Data for this task:
-- START --
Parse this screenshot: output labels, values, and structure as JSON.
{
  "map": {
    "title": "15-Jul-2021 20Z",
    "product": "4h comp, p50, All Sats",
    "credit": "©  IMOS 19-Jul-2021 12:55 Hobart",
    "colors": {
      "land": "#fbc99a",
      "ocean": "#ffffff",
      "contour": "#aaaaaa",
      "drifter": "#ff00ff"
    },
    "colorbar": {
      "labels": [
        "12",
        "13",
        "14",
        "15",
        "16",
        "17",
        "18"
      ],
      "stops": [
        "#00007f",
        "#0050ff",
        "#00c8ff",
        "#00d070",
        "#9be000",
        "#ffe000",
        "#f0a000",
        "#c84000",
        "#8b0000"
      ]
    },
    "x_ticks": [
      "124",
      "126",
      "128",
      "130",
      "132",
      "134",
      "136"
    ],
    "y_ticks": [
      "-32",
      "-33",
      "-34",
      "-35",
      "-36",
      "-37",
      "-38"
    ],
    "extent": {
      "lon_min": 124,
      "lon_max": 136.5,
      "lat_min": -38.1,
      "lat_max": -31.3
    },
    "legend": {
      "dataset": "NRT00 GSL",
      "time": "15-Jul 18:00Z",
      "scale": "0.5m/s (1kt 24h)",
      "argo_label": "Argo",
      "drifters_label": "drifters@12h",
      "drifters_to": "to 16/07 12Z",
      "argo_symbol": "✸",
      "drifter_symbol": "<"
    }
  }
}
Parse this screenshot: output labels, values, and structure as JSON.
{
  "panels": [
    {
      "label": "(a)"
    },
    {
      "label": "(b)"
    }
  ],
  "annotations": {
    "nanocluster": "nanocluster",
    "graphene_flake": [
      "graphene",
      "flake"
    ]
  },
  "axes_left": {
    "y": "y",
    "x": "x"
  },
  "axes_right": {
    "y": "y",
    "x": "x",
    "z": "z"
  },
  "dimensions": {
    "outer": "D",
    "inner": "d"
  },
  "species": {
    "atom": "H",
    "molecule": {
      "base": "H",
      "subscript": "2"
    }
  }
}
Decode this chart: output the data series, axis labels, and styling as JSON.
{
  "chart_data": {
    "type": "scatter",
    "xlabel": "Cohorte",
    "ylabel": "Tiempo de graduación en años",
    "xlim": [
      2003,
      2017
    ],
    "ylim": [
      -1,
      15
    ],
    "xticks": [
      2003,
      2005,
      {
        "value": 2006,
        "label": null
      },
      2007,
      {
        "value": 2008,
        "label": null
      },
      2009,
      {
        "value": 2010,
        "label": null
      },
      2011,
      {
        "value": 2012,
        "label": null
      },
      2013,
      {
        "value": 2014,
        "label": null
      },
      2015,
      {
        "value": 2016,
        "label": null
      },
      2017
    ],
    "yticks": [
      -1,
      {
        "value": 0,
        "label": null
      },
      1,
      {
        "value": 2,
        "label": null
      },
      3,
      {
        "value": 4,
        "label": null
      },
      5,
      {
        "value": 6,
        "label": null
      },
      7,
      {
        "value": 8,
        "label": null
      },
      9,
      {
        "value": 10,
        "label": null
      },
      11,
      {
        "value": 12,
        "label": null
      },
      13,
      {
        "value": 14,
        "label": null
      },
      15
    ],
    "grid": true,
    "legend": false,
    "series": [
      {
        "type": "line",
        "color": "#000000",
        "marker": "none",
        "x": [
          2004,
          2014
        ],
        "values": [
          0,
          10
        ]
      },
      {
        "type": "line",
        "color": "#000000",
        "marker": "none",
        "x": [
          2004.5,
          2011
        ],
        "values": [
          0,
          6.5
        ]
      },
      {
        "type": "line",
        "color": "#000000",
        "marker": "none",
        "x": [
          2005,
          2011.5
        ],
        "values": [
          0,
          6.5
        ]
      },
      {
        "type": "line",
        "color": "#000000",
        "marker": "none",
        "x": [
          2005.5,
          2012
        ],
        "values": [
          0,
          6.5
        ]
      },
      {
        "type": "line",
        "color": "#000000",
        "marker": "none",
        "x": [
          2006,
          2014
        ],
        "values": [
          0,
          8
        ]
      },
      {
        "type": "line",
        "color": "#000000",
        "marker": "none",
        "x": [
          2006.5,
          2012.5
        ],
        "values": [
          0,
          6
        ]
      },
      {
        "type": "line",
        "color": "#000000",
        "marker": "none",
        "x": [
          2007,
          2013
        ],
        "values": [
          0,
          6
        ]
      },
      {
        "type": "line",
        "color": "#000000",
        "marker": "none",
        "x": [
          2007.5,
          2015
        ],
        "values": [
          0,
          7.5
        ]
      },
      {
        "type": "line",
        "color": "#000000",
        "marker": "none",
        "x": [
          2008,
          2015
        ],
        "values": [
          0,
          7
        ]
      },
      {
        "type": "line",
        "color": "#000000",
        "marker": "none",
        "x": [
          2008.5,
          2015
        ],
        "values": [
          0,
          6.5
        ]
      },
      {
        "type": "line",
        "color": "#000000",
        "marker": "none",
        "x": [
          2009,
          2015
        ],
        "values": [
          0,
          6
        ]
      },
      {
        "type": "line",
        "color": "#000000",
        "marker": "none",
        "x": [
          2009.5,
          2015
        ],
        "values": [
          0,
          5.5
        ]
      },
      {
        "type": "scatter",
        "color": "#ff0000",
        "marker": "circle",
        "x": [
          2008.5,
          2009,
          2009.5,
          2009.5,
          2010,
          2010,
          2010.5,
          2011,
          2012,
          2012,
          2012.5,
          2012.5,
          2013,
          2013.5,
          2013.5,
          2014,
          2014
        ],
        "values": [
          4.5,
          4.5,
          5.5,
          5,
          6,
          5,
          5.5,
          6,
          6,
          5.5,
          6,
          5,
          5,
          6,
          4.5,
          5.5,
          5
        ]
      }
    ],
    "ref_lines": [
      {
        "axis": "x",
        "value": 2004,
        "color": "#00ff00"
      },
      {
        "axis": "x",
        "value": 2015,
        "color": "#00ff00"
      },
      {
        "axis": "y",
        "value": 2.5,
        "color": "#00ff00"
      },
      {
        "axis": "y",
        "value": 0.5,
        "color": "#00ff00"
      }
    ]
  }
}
-- END --
Problem: Your task is to repeat the data exactly, with nothing left out.

Result below:
Parse this screenshot: output labels, values, and structure as JSON.
{
  "map": {
    "title": "15-Jul-2021 20Z",
    "product": "4h comp, p50, All Sats",
    "credit": "©  IMOS 19-Jul-2021 12:55 Hobart",
    "colors": {
      "land": "#fbc99a",
      "ocean": "#ffffff",
      "contour": "#aaaaaa",
      "drifter": "#ff00ff"
    },
    "colorbar": {
      "labels": [
        "12",
        "13",
        "14",
        "15",
        "16",
        "17",
        "18"
      ],
      "stops": [
        "#00007f",
        "#0050ff",
        "#00c8ff",
        "#00d070",
        "#9be000",
        "#ffe000",
        "#f0a000",
        "#c84000",
        "#8b0000"
      ]
    },
    "x_ticks": [
      "124",
      "126",
      "128",
      "130",
      "132",
      "134",
      "136"
    ],
    "y_ticks": [
      "-32",
      "-33",
      "-34",
      "-35",
      "-36",
      "-37",
      "-38"
    ],
    "extent": {
      "lon_min": 124,
      "lon_max": 136.5,
      "lat_min": -38.1,
      "lat_max": -31.3
    },
    "legend": {
      "dataset": "NRT00 GSL",
      "time": "15-Jul 18:00Z",
      "scale": "0.5m/s (1kt 24h)",
      "argo_label": "Argo",
      "drifters_label": "drifters@12h",
      "drifters_to": "to 16/07 12Z",
      "argo_symbol": "✸",
      "drifter_symbol": "<"
    }
  }
}
Parse this screenshot: output labels, values, and structure as JSON.
{
  "panels": [
    {
      "label": "(a)"
    },
    {
      "label": "(b)"
    }
  ],
  "annotations": {
    "nanocluster": "nanocluster",
    "graphene_flake": [
      "graphene",
      "flake"
    ]
  },
  "axes_left": {
    "y": "y",
    "x": "x"
  },
  "axes_right": {
    "y": "y",
    "x": "x",
    "z": "z"
  },
  "dimensions": {
    "outer": "D",
    "inner": "d"
  },
  "species": {
    "atom": "H",
    "molecule": {
      "base": "H",
      "subscript": "2"
    }
  }
}
Decode this chart: output the data series, axis labels, and styling as JSON.
{
  "chart_data": {
    "type": "scatter",
    "xlabel": "Cohorte",
    "ylabel": "Tiempo de graduación en años",
    "xlim": [
      2003,
      2017
    ],
    "ylim": [
      -1,
      15
    ],
    "xticks": [
      2003,
      2005,
      {
        "value": 2006,
        "label": null
      },
      2007,
      {
        "value": 2008,
        "label": null
      },
      2009,
      {
        "value": 2010,
        "label": null
      },
      2011,
      {
        "value": 2012,
        "label": null
      },
      2013,
      {
        "value": 2014,
        "label": null
      },
      2015,
      {
        "value": 2016,
        "label": null
      },
      2017
    ],
    "yticks": [
      -1,
      {
        "value": 0,
        "label": null
      },
      1,
      {
        "value": 2,
        "label": null
      },
      3,
      {
        "value": 4,
        "label": null
      },
      5,
      {
        "value": 6,
        "label": null
      },
      7,
      {
        "value": 8,
        "label": null
      },
      9,
      {
        "value": 10,
        "label": null
      },
      11,
      {
        "value": 12,
        "label": null
      },
      13,
      {
        "value": 14,
        "label": null
      },
      15
    ],
    "grid": true,
    "legend": false,
    "series": [
      {
        "type": "line",
        "color": "#000000",
        "marker": "none",
        "x": [
          2004,
          2014
        ],
        "values": [
          0,
          10
        ]
      },
      {
        "type": "line",
        "color": "#000000",
        "marker": "none",
        "x": [
          2004.5,
          2011
        ],
        "values": [
          0,
          6.5
        ]
      },
      {
        "type": "line",
        "color": "#000000",
        "marker": "none",
        "x": [
          2005,
          2011.5
        ],
        "values": [
          0,
          6.5
        ]
      },
      {
        "type": "line",
        "color": "#000000",
        "marker": "none",
        "x": [
          2005.5,
          2012
        ],
        "values": [
          0,
          6.5
        ]
      },
      {
        "type": "line",
        "color": "#000000",
        "marker": "none",
        "x": [
          2006,
          2014
        ],
        "values": [
          0,
          8
        ]
      },
      {
        "type": "line",
        "color": "#000000",
        "marker": "none",
        "x": [
          2006.5,
          2012.5
        ],
        "values": [
          0,
          6
        ]
      },
      {
        "type": "line",
        "color": "#000000",
        "marker": "none",
        "x": [
          2007,
          2013
        ],
        "values": [
          0,
          6
        ]
      },
      {
        "type": "line",
        "color": "#000000",
        "marker": "none",
        "x": [
          2007.5,
          2015
        ],
        "values": [
          0,
          7.5
        ]
      },
      {
        "type": "line",
        "color": "#000000",
        "marker": "none",
        "x": [
          2008,
          2015
        ],
        "values": [
          0,
          7
        ]
      },
      {
        "type": "line",
        "color": "#000000",
        "marker": "none",
        "x": [
          2008.5,
          2015
        ],
        "values": [
          0,
          6.5
        ]
      },
      {
        "type": "line",
        "color": "#000000",
        "marker": "none",
        "x": [
          2009,
          2015
        ],
        "values": [
          0,
          6
        ]
      },
      {
        "type": "line",
        "color": "#000000",
        "marker": "none",
        "x": [
          2009.5,
          2015
        ],
        "values": [
          0,
          5.5
        ]
      },
      {
        "type": "scatter",
        "color": "#ff0000",
        "marker": "circle",
        "x": [
          2008.5,
          2009,
          2009.5,
          2009.5,
          2010,
          2010,
          2010.5,
          2011,
          2012,
          2012,
          2012.5,
          2012.5,
          2013,
          2013.5,
          2013.5,
          2014,
          2014
        ],
        "values": [
          4.5,
          4.5,
          5.5,
          5,
          6,
          5,
          5.5,
          6,
          6,
          5.5,
          6,
          5,
          5,
          6,
          4.5,
          5.5,
          5
        ]
      }
    ],
    "ref_lines": [
      {
        "axis": "x",
        "value": 2004,
        "color": "#00ff00"
      },
      {
        "axis": "x",
        "value": 2015,
        "color": "#00ff00"
      },
      {
        "axis": "y",
        "value": 2.5,
        "color": "#00ff00"
      },
      {
        "axis": "y",
        "value": 0.5,
        "color": "#00ff00"
      }
    ]
  }
}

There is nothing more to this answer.